__EXERCISE__:
Isolate every line in the records below with "true" in it.

__INPUT DATA__:
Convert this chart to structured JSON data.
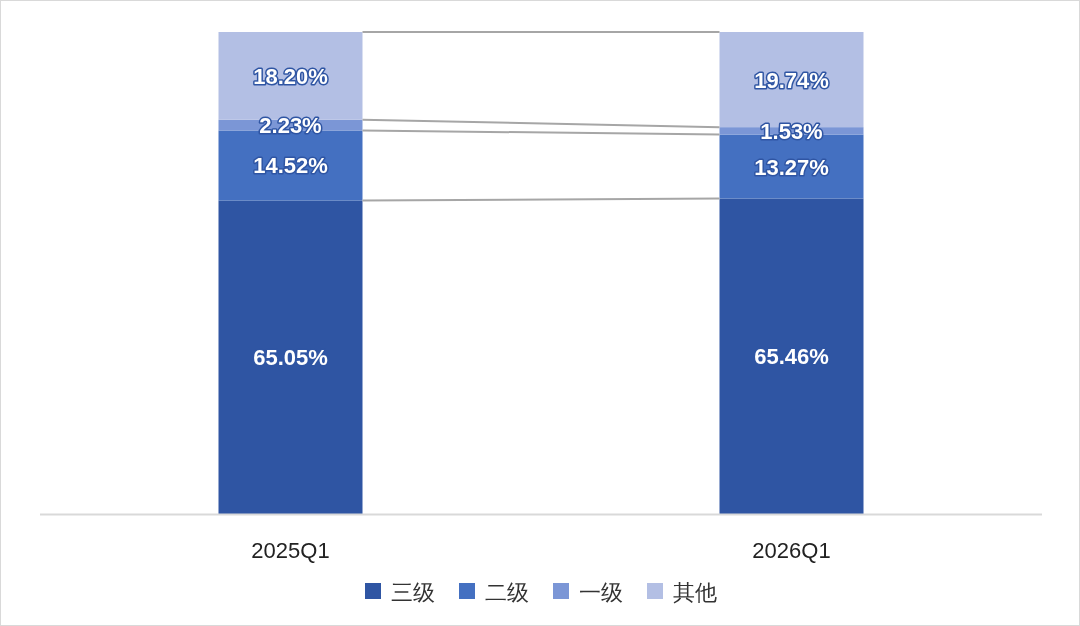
{
  "chart_data": {
    "type": "bar",
    "stacked": true,
    "data_labels": true,
    "legend": "bottom",
    "categories": [
      "2025Q1",
      "2026Q1"
    ],
    "series": [
      {
        "name": "三级",
        "color": "#2f55a3",
        "values": [
          65.05,
          65.46
        ],
        "value_labels": [
          "65.05%",
          "65.46%"
        ]
      },
      {
        "name": "二级",
        "color": "#4470c1",
        "values": [
          14.52,
          13.27
        ],
        "value_labels": [
          "14.52%",
          "13.27%"
        ]
      },
      {
        "name": "一级",
        "color": "#7b96d6",
        "values": [
          2.23,
          1.53
        ],
        "value_labels": [
          "2.23%",
          "1.53%"
        ]
      },
      {
        "name": "其他",
        "color": "#b3bfe4",
        "values": [
          18.2,
          19.74
        ],
        "value_labels": [
          "18.20%",
          "19.74%"
        ]
      }
    ]
  }
}
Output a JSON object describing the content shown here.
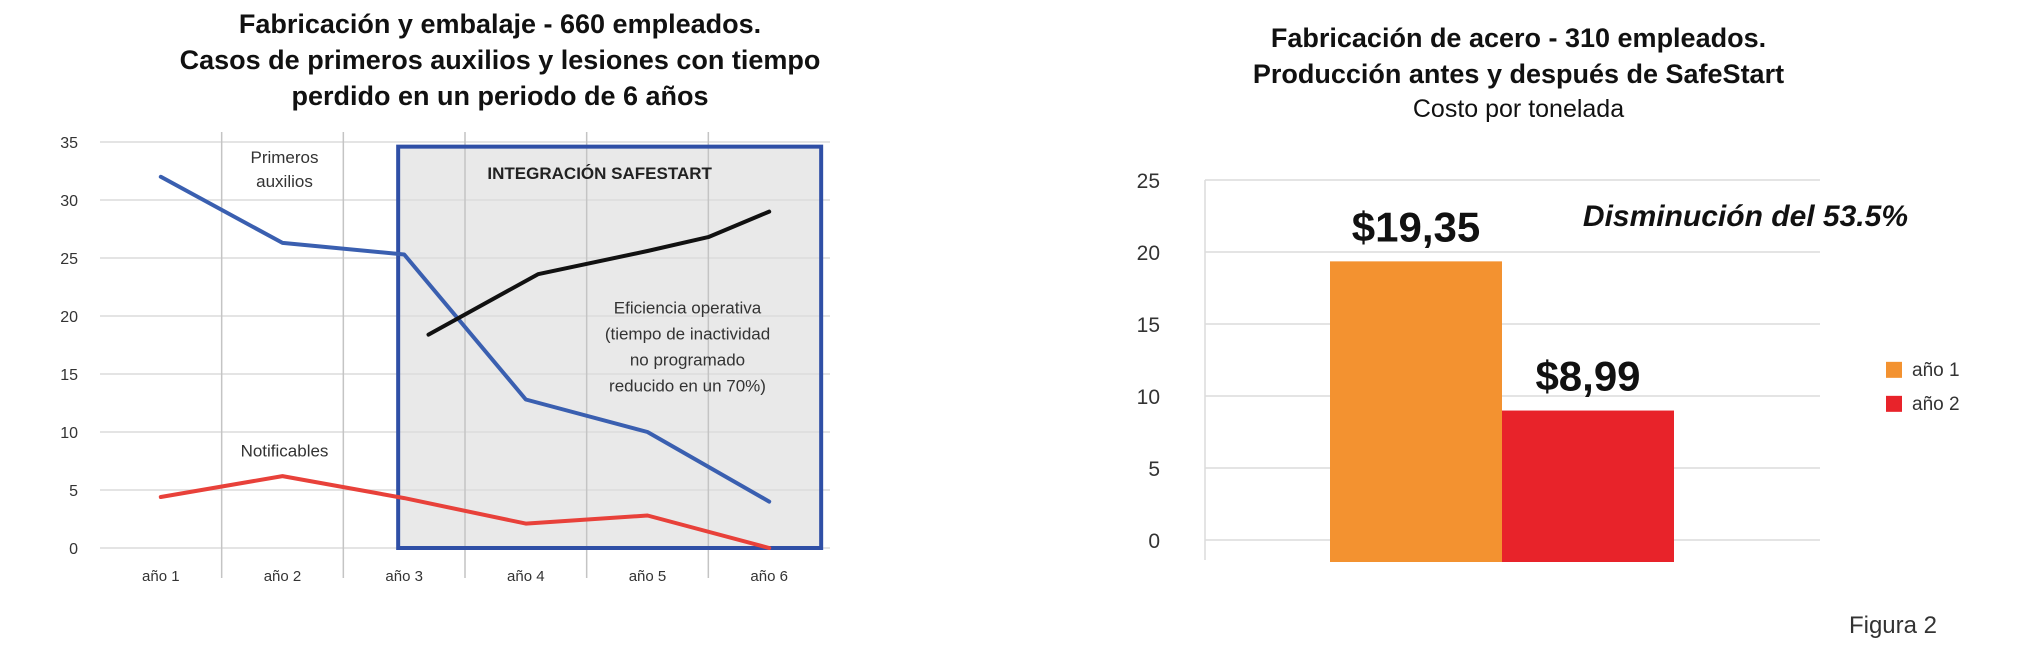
{
  "chart_data": [
    {
      "type": "line",
      "title_lines": [
        "Fabricación y embalaje - 660 empleados.",
        "Casos de primeros auxilios y lesiones con tiempo",
        "perdido en un periodo de 6 años"
      ],
      "categories": [
        "año 1",
        "año 2",
        "año 3",
        "año 4",
        "año 5",
        "año 6"
      ],
      "ylim": [
        0,
        35
      ],
      "yticks": [
        0,
        5,
        10,
        15,
        20,
        25,
        30,
        35
      ],
      "grid": true,
      "series": [
        {
          "name": "Primeros auxilios",
          "color": "#3a5fb0",
          "x": [
            "año 1",
            "año 2",
            "año 3",
            "año 4",
            "año 5",
            "año 6"
          ],
          "values": [
            32,
            26.3,
            25.3,
            12.8,
            10,
            4
          ]
        },
        {
          "name": "Notificables",
          "color": "#e8413a",
          "x": [
            "año 1",
            "año 2",
            "año 3",
            "año 4",
            "año 5",
            "año 6"
          ],
          "values": [
            4.4,
            6.2,
            4.3,
            2.1,
            2.8,
            0
          ]
        },
        {
          "name": "",
          "color": "#111111",
          "x": [
            "año 3",
            "año 4",
            "año 5",
            "año 5.5",
            "año 6"
          ],
          "x_index": [
            2.2,
            3.1,
            4.0,
            4.5,
            5.0
          ],
          "values": [
            18.4,
            23.6,
            25.6,
            26.8,
            29
          ]
        }
      ],
      "series_labels": {
        "first_aid": [
          "Primeros",
          "auxilios"
        ],
        "reportable": "Notificables"
      },
      "highlight_box": {
        "label": "INTEGRACIÓN SAFESTART",
        "from": "año 3",
        "to": "año 6"
      },
      "annotation": [
        "Eficiencia operativa",
        "(tiempo de inactividad",
        "no programado",
        "reducido en un 70%)"
      ]
    },
    {
      "type": "bar",
      "title_lines": [
        "Fabricación de acero - 310 empleados.",
        "Producción antes y después de SafeStart"
      ],
      "subtitle": "Costo por tonelada",
      "categories": [
        "año 1",
        "año 2"
      ],
      "values": [
        19.35,
        8.99
      ],
      "data_labels": [
        "$19,35",
        "$8,99"
      ],
      "colors": [
        "#f39230",
        "#e8232a"
      ],
      "ylim": [
        0,
        25
      ],
      "yticks": [
        0,
        5,
        10,
        15,
        20,
        25
      ],
      "grid": true,
      "legend": {
        "position": "right",
        "items": [
          "año 1",
          "año 2"
        ]
      },
      "annotation": "Disminución del 53.5%"
    }
  ],
  "caption": "Figura 2"
}
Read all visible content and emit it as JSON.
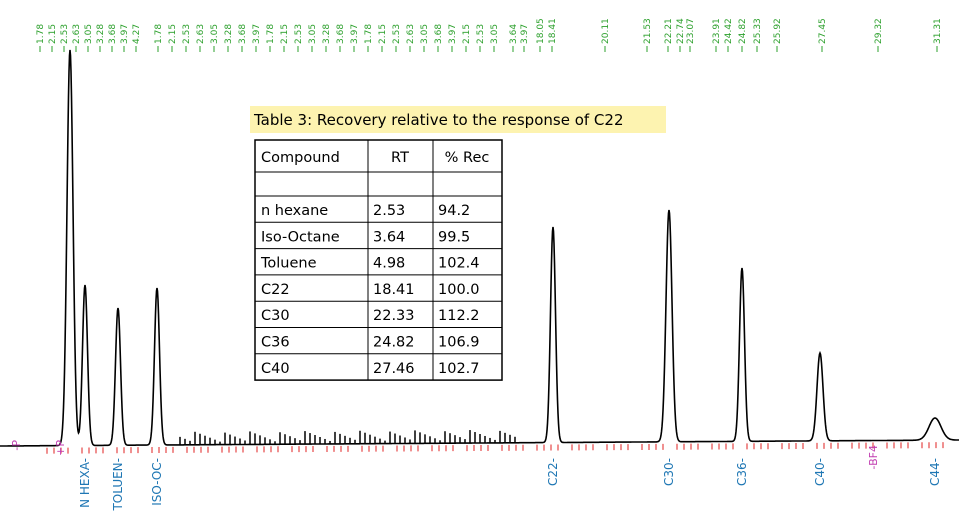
{
  "caption": "Table 3: Recovery relative to the response of C22",
  "table": {
    "header": [
      "Compound",
      "RT",
      "% Rec"
    ],
    "rows": [
      [
        "n hexane",
        "2.53",
        "94.2"
      ],
      [
        "Iso-Octane",
        "3.64",
        "99.5"
      ],
      [
        "Toluene",
        "4.98",
        "102.4"
      ],
      [
        "C22",
        "18.41",
        "100.0"
      ],
      [
        "C30",
        "22.33",
        "112.2"
      ],
      [
        "C36",
        "24.82",
        "106.9"
      ],
      [
        "C40",
        "27.46",
        "102.7"
      ]
    ]
  },
  "rt_labels_left": [
    "1.78",
    "2.15",
    "2.53",
    "2.63",
    "3.05",
    "3.28",
    "3.68",
    "3.97",
    "4.27"
  ],
  "rt_labels_mid": [
    "1.78",
    "2.15",
    "2.53",
    "2.63",
    "3.05",
    "3.28",
    "3.68",
    "3.97",
    "1.78",
    "2.15",
    "2.53",
    "3.05",
    "3.28",
    "3.68",
    "3.97",
    "1.78",
    "2.15",
    "2.53",
    "2.63",
    "3.05",
    "3.68",
    "3.97",
    "2.15",
    "2.53",
    "3.05"
  ],
  "rt_labels_right": [
    "3.64",
    "3.97",
    "18.05",
    "18.41",
    "20.11",
    "21.53",
    "22.21",
    "22.74",
    "23.07",
    "23.91",
    "24.42",
    "24.82",
    "25.33",
    "25.92",
    "27.45",
    "29.32",
    "31.31"
  ],
  "peak_labels": [
    "N HEXA-",
    "TOLUEN-",
    "ISO-OC-",
    "C22-",
    "C30-",
    "C36-",
    "C40-",
    "C44-"
  ],
  "markers": [
    "-P",
    "+P",
    "-BF4"
  ]
}
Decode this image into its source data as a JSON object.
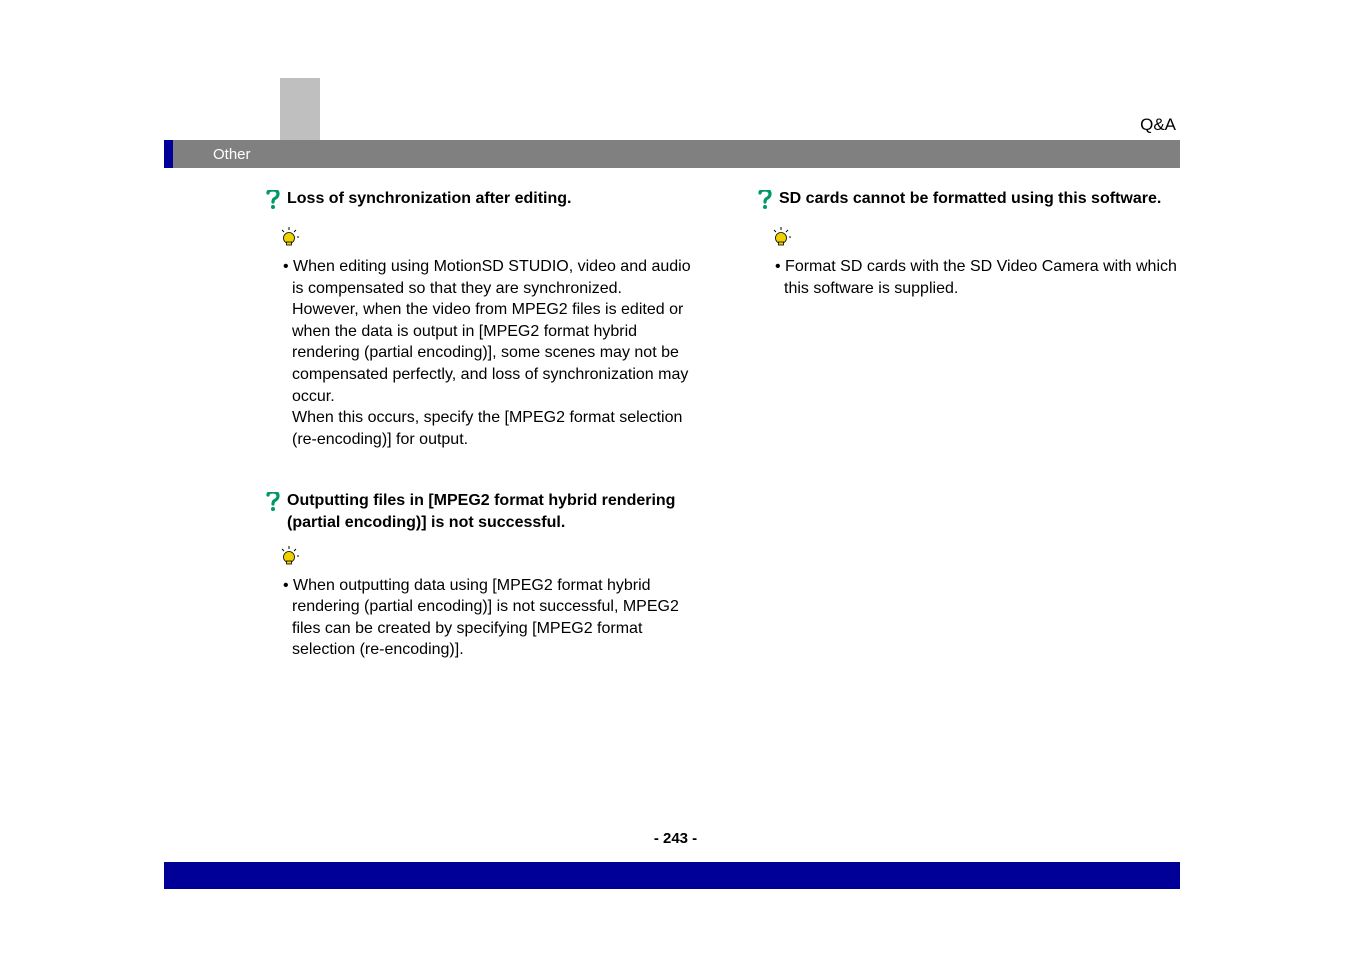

__SOLUTION BELOW__:
    "stacked": true,
    "data_labels": true,
      "grid": true,
      "grid": true,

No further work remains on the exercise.